▶ _Exercise instructions_
Output every entry exactly as it appears.

══════════════════════════════

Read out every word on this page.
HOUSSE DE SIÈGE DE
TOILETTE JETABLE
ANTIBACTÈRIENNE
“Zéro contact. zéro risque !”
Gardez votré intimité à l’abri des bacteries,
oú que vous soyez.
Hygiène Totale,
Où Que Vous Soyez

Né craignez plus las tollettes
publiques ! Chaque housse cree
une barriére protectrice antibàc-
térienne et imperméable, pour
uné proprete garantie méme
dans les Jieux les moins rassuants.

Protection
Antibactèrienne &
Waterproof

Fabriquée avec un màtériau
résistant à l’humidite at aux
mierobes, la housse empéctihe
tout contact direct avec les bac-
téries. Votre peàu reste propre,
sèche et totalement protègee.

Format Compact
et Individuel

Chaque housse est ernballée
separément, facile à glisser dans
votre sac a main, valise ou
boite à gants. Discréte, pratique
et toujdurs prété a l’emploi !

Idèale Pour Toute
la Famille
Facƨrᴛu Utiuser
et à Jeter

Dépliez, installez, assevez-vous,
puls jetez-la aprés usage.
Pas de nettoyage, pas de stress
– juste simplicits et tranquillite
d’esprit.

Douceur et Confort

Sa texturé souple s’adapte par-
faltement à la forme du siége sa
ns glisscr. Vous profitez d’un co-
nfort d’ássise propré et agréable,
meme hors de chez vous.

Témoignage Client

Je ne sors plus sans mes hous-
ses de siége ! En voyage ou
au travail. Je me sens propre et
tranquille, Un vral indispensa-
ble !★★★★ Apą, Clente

══════════════════════════════

▶ _Result below_
Read out every word on this page.
HOUSSE DE SIÈGE DE
TOILETTE JETABLE
ANTIBACTÈRIENNE
“Zéro contact. zéro risque !”
Gardez votré intimité à l’abri des bacteries,
oú que vous soyez.
Hygiène Totale,
Où Que Vous Soyez

Né craignez plus las tollettes
publiques ! Chaque housse cree
une barriére protectrice antibàc-
térienne et imperméable, pour
uné proprete garantie méme
dans les Jieux les moins rassuants.

Protection
Antibactèrienne &
Waterproof

Fabriquée avec un màtériau
résistant à l’humidite at aux
mierobes, la housse empéctihe
tout contact direct avec les bac-
téries. Votre peàu reste propre,
sèche et totalement protègee.

Format Compact
et Individuel

Chaque housse est ernballée
separément, facile à glisser dans
votre sac a main, valise ou
boite à gants. Discréte, pratique
et toujdurs prété a l’emploi !

Idèale Pour Toute
la Famille
Facƨrᴛu Utiuser
et à Jeter

Dépliez, installez, assevez-vous,
puls jetez-la aprés usage.
Pas de nettoyage, pas de stress
– juste simplicits et tranquillite
d’esprit.

Douceur et Confort

Sa texturé souple s’adapte par-
faltement à la forme du siége sa
ns glisscr. Vous profitez d’un co-
nfort d’ássise propré et agréable,
meme hors de chez vous.

Témoignage Client

Je ne sors plus sans mes hous-
ses de siége ! En voyage ou
au travail. Je me sens propre et
tranquille, Un vral indispensa-
ble !★★★★ Apą, Clente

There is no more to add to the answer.